EXTRACTED MATERIAL:
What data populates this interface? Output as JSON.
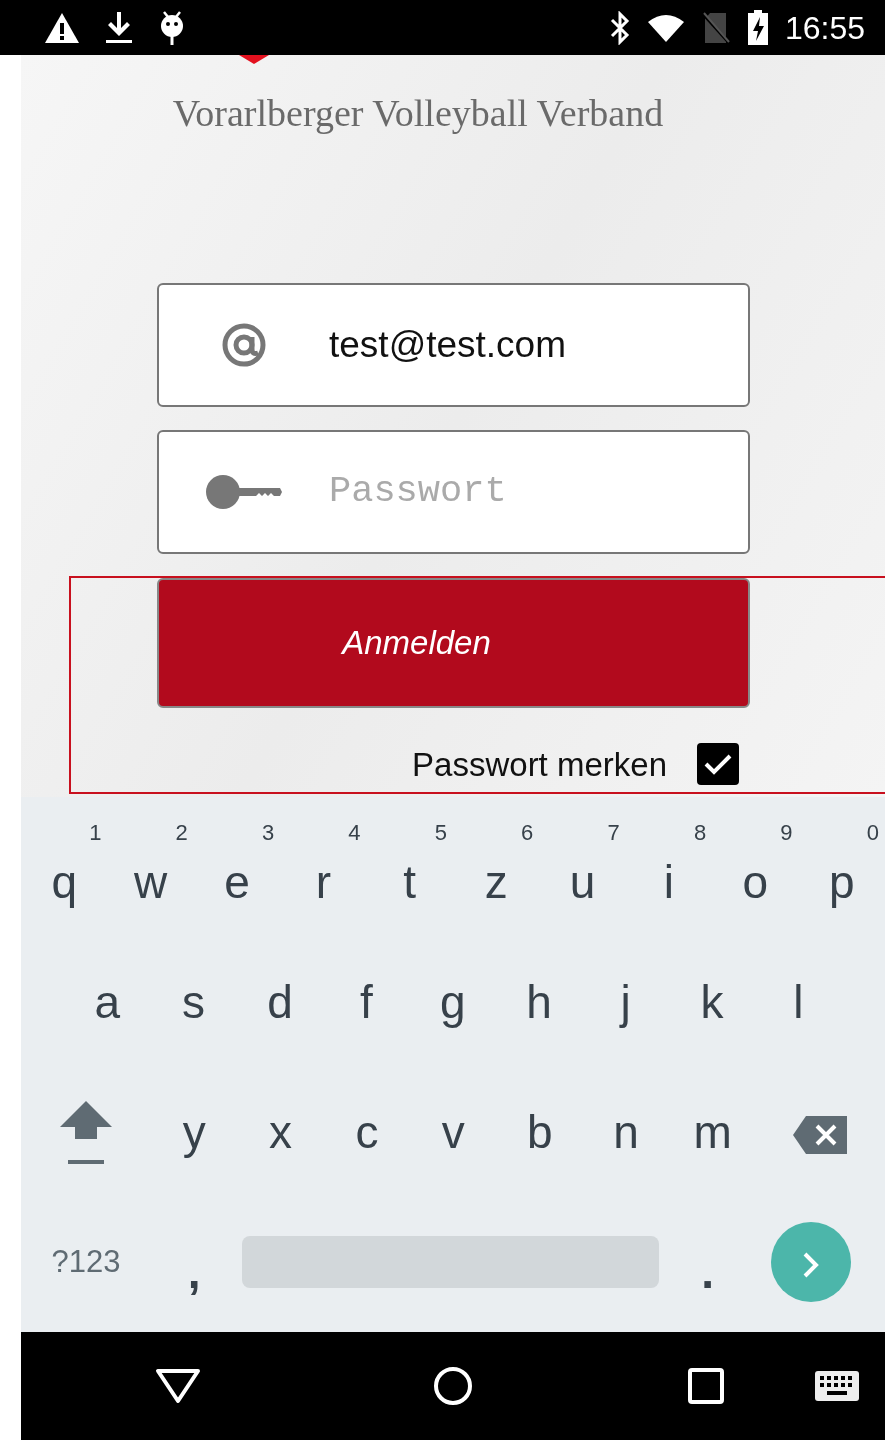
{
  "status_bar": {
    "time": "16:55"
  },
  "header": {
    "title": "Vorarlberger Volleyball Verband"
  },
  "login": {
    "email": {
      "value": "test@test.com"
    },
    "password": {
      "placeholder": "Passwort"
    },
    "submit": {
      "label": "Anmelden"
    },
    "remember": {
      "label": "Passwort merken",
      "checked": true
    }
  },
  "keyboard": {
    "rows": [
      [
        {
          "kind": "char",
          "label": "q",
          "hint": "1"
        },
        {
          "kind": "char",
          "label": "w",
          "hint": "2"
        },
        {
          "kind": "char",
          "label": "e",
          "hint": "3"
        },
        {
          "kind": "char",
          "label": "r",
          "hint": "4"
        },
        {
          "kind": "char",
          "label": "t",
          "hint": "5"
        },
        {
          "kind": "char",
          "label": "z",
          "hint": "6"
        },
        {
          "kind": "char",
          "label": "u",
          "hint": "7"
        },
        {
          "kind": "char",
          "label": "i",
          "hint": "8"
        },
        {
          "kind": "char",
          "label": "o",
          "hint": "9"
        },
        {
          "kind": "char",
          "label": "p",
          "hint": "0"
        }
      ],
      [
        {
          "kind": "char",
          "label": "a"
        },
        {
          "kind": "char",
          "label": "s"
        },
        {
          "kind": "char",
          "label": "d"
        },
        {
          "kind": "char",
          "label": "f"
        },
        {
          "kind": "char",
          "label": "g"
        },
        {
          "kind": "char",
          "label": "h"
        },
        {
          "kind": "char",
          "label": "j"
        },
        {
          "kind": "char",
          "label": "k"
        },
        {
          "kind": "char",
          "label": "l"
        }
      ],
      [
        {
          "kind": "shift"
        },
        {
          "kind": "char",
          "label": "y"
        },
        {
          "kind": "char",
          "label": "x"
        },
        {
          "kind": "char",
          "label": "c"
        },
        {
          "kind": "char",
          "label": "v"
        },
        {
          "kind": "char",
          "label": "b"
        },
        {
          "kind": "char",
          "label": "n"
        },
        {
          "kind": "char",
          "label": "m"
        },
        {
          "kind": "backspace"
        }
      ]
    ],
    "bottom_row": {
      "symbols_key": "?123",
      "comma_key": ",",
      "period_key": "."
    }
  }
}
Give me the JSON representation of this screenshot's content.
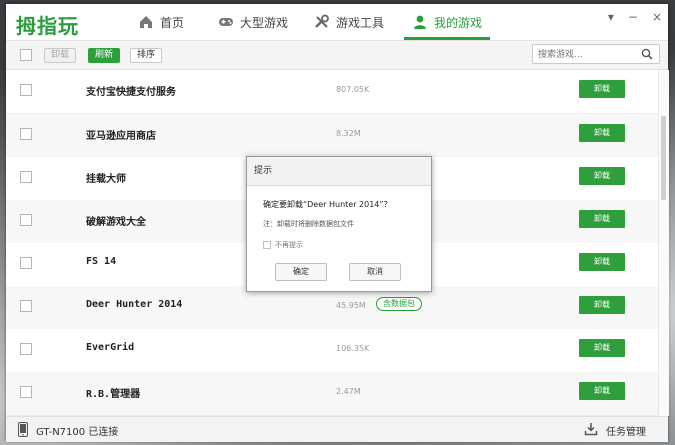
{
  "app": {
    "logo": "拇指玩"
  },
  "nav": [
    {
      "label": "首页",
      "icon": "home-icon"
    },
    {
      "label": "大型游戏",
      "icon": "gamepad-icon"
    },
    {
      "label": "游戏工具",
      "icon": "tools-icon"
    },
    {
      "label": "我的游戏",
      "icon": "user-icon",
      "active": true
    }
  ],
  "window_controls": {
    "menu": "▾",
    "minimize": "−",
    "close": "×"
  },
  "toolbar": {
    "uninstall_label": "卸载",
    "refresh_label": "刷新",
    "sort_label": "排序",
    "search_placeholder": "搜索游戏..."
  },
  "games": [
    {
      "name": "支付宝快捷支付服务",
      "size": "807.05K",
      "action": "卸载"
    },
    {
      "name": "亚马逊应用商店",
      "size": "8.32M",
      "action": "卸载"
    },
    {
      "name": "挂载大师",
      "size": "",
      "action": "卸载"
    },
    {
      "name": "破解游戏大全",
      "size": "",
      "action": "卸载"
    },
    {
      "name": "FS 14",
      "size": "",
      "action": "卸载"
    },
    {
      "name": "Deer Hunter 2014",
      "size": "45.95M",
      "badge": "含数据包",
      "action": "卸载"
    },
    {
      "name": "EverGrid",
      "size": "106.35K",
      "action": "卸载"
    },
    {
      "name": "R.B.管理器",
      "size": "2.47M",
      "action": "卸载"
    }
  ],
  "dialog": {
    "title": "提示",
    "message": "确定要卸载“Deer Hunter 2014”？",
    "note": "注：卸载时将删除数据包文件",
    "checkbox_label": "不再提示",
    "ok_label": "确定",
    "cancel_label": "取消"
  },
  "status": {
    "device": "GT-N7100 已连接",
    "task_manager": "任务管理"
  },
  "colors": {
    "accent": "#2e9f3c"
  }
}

EXERCISE GOAL:
Which lines contain "name"? Copy each of them.

WORKED ANSWER:
      "name": "支付宝快捷支付服务",
      "name": "亚马逊应用商店",
      "name": "挂载大师",
      "name": "破解游戏大全",
      "name": "FS 14",
      "name": "Deer Hunter 2014",
      "name": "EverGrid",
      "name": "R.B.管理器",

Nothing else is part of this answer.